◆ SHORT TASK
Extract the complete listing and output it unchanged.

◆ EXERCISE DATA
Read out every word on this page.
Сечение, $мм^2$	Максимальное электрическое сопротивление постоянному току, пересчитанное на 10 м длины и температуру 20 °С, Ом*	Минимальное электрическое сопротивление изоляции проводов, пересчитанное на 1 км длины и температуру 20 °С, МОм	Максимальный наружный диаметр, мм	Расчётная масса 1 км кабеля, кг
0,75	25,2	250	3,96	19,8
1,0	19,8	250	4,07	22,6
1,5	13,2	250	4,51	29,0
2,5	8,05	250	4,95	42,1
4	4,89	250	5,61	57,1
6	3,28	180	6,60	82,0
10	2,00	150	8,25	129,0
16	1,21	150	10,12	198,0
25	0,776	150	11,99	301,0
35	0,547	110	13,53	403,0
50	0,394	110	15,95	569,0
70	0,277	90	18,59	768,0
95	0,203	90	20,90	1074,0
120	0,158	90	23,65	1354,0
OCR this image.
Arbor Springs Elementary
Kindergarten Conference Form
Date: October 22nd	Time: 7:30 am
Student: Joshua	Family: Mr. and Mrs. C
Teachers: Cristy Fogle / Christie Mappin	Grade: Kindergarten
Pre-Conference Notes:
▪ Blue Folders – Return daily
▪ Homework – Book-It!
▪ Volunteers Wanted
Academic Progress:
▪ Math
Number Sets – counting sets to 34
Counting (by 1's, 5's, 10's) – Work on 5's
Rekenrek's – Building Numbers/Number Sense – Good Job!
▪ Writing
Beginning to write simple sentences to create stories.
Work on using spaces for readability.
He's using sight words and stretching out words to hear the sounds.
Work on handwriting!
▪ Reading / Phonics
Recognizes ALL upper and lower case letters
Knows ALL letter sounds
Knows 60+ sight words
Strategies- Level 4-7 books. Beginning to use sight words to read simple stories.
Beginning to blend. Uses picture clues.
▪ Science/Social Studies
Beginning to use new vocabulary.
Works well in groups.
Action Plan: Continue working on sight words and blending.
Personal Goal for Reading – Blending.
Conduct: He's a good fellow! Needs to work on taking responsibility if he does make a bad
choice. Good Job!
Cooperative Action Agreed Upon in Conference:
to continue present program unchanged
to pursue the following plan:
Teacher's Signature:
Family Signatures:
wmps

◆ RESPONSE TO THIS EXERCISE
Read out every word on this page.
Сечение, $мм^2$	Максимальное электрическое сопротивление постоянному току, пересчитанное на 10 м длины и температуру 20 °С, Ом*	Минимальное электрическое сопротивление изоляции проводов, пересчитанное на 1 км длины и температуру 20 °С, МОм	Максимальный наружный диаметр, мм	Расчётная масса 1 км кабеля, кг
0,75	25,2	250	3,96	19,8
1,0	19,8	250	4,07	22,6
1,5	13,2	250	4,51	29,0
2,5	8,05	250	4,95	42,1
4	4,89	250	5,61	57,1
6	3,28	180	6,60	82,0
10	2,00	150	8,25	129,0
16	1,21	150	10,12	198,0
25	0,776	150	11,99	301,0
35	0,547	110	13,53	403,0
50	0,394	110	15,95	569,0
70	0,277	90	18,59	768,0
95	0,203	90	20,90	1074,0
120	0,158	90	23,65	1354,0
OCR this image.
Arbor Springs Elementary
Kindergarten Conference Form
Date: October 22nd	Time: 7:30 am
Student: Joshua	Family: Mr. and Mrs. C
Teachers: Cristy Fogle / Christie Mappin	Grade: Kindergarten
Pre-Conference Notes:
▪ Blue Folders – Return daily
▪ Homework – Book-It!
▪ Volunteers Wanted
Academic Progress:
▪ Math
Number Sets – counting sets to 34
Counting (by 1's, 5's, 10's) – Work on 5's
Rekenrek's – Building Numbers/Number Sense – Good Job!
▪ Writing
Beginning to write simple sentences to create stories.
Work on using spaces for readability.
He's using sight words and stretching out words to hear the sounds.
Work on handwriting!
▪ Reading / Phonics
Recognizes ALL upper and lower case letters
Knows ALL letter sounds
Knows 60+ sight words
Strategies- Level 4-7 books. Beginning to use sight words to read simple stories.
Beginning to blend. Uses picture clues.
▪ Science/Social Studies
Beginning to use new vocabulary.
Works well in groups.
Action Plan: Continue working on sight words and blending.
Personal Goal for Reading – Blending.
Conduct: He's a good fellow! Needs to work on taking responsibility if he does make a bad
choice. Good Job!
Cooperative Action Agreed Upon in Conference:
to continue present program unchanged
to pursue the following plan:
Teacher's Signature:
Family Signatures:
wmps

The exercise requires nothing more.